Please report every line from the material that contains the word "общеобразовательных".

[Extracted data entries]
[Start]
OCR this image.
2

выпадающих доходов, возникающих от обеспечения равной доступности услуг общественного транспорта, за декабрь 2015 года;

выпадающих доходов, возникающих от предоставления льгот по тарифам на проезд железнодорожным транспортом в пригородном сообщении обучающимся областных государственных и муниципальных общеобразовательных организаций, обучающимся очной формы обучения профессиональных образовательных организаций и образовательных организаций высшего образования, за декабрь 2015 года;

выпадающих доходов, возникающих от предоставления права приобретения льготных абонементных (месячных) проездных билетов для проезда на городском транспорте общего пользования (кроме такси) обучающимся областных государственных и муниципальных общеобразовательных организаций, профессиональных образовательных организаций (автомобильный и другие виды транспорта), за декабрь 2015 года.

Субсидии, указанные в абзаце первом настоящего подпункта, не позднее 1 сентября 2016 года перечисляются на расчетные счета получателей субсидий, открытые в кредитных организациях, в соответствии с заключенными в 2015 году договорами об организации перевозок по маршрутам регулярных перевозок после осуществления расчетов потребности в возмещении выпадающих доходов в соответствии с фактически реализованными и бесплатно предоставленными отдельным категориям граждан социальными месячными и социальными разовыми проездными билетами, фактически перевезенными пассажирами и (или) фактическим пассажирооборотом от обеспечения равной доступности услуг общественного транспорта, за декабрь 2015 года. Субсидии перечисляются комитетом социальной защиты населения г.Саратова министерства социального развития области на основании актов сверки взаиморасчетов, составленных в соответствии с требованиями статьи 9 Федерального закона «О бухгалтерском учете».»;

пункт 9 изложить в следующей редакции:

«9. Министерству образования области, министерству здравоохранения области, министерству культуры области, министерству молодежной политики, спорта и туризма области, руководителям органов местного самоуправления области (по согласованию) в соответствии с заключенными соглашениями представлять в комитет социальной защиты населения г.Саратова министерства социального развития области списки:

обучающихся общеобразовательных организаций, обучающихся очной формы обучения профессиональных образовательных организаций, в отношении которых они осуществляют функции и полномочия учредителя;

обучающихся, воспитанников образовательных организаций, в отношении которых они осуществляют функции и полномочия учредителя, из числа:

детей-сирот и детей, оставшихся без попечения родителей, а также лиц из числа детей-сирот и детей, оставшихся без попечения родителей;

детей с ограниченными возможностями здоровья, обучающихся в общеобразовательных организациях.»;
[End]
ANSWER TO THIS TASK:
выпадающих доходов, возникающих от предоставления льгот по тарифам на проезд железнодорожным транспортом в пригородном сообщении обучающимся областных государственных и муниципальных общеобразовательных организаций, обучающимся очной формы обучения профессиональных образовательных организаций и образовательных организаций высшего образования, за декабрь 2015 года;
выпадающих доходов, возникающих от предоставления права приобретения льготных абонементных (месячных) проездных билетов для проезда на городском транспорте общего пользования (кроме такси) обучающимся областных государственных и муниципальных общеобразовательных организаций, профессиональных образовательных организаций (автомобильный и другие виды транспорта), за декабрь 2015 года.
обучающихся общеобразовательных организаций, обучающихся очной формы обучения профессиональных образовательных организаций, в отношении которых они осуществляют функции и полномочия учредителя;
детей с ограниченными возможностями здоровья, обучающихся в общеобразовательных организациях.»;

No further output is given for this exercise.